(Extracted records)
--------------------------------------------------

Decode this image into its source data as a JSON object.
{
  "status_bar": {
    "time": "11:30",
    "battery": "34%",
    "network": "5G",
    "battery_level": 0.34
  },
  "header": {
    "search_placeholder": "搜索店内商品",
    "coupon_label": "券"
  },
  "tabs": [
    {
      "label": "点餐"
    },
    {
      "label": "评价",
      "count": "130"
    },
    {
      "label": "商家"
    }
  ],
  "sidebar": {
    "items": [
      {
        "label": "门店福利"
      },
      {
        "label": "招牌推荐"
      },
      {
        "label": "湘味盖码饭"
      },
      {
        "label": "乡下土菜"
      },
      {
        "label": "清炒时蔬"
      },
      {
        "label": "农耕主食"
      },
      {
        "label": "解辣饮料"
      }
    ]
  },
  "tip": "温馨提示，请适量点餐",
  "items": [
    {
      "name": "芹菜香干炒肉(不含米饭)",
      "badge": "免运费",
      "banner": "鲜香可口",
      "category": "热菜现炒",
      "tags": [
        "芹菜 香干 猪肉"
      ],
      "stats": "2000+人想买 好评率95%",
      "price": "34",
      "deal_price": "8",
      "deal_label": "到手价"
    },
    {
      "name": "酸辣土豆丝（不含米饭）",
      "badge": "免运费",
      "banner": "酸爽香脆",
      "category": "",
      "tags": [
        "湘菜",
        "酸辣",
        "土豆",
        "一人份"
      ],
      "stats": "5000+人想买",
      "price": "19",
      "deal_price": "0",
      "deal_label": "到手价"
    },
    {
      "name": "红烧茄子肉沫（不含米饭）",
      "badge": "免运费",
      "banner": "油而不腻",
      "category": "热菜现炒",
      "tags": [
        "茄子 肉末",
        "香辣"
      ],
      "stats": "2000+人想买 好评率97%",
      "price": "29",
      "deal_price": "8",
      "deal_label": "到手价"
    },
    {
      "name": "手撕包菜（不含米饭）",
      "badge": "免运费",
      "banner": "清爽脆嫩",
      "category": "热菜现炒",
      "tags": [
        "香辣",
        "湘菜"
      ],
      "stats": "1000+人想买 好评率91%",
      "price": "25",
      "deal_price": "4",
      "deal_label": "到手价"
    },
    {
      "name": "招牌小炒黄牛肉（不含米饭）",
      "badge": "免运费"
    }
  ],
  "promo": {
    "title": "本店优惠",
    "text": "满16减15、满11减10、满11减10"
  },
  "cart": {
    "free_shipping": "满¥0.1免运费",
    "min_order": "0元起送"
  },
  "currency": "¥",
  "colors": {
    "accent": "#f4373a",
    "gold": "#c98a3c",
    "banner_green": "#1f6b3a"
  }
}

--------------------------------------------------

**Description of the task**. Extract the full listing and reproduce each line exactly.

**Result of the exercise**.
Decode this image into its source data as a JSON object.
{
  "status_bar": {
    "time": "11:30",
    "battery": "34%",
    "network": "5G",
    "battery_level": 0.34
  },
  "header": {
    "search_placeholder": "搜索店内商品",
    "coupon_label": "券"
  },
  "tabs": [
    {
      "label": "点餐"
    },
    {
      "label": "评价",
      "count": "130"
    },
    {
      "label": "商家"
    }
  ],
  "sidebar": {
    "items": [
      {
        "label": "门店福利"
      },
      {
        "label": "招牌推荐"
      },
      {
        "label": "湘味盖码饭"
      },
      {
        "label": "乡下土菜"
      },
      {
        "label": "清炒时蔬"
      },
      {
        "label": "农耕主食"
      },
      {
        "label": "解辣饮料"
      }
    ]
  },
  "tip": "温馨提示，请适量点餐",
  "items": [
    {
      "name": "芹菜香干炒肉(不含米饭)",
      "badge": "免运费",
      "banner": "鲜香可口",
      "category": "热菜现炒",
      "tags": [
        "芹菜 香干 猪肉"
      ],
      "stats": "2000+人想买 好评率95%",
      "price": "34",
      "deal_price": "8",
      "deal_label": "到手价"
    },
    {
      "name": "酸辣土豆丝（不含米饭）",
      "badge": "免运费",
      "banner": "酸爽香脆",
      "category": "",
      "tags": [
        "湘菜",
        "酸辣",
        "土豆",
        "一人份"
      ],
      "stats": "5000+人想买",
      "price": "19",
      "deal_price": "0",
      "deal_label": "到手价"
    },
    {
      "name": "红烧茄子肉沫（不含米饭）",
      "badge": "免运费",
      "banner": "油而不腻",
      "category": "热菜现炒",
      "tags": [
        "茄子 肉末",
        "香辣"
      ],
      "stats": "2000+人想买 好评率97%",
      "price": "29",
      "deal_price": "8",
      "deal_label": "到手价"
    },
    {
      "name": "手撕包菜（不含米饭）",
      "badge": "免运费",
      "banner": "清爽脆嫩",
      "category": "热菜现炒",
      "tags": [
        "香辣",
        "湘菜"
      ],
      "stats": "1000+人想买 好评率91%",
      "price": "25",
      "deal_price": "4",
      "deal_label": "到手价"
    },
    {
      "name": "招牌小炒黄牛肉（不含米饭）",
      "badge": "免运费"
    }
  ],
  "promo": {
    "title": "本店优惠",
    "text": "满16减15、满11减10、满11减10"
  },
  "cart": {
    "free_shipping": "满¥0.1免运费",
    "min_order": "0元起送"
  },
  "currency": "¥",
  "colors": {
    "accent": "#f4373a",
    "gold": "#c98a3c",
    "banner_green": "#1f6b3a"
  }
}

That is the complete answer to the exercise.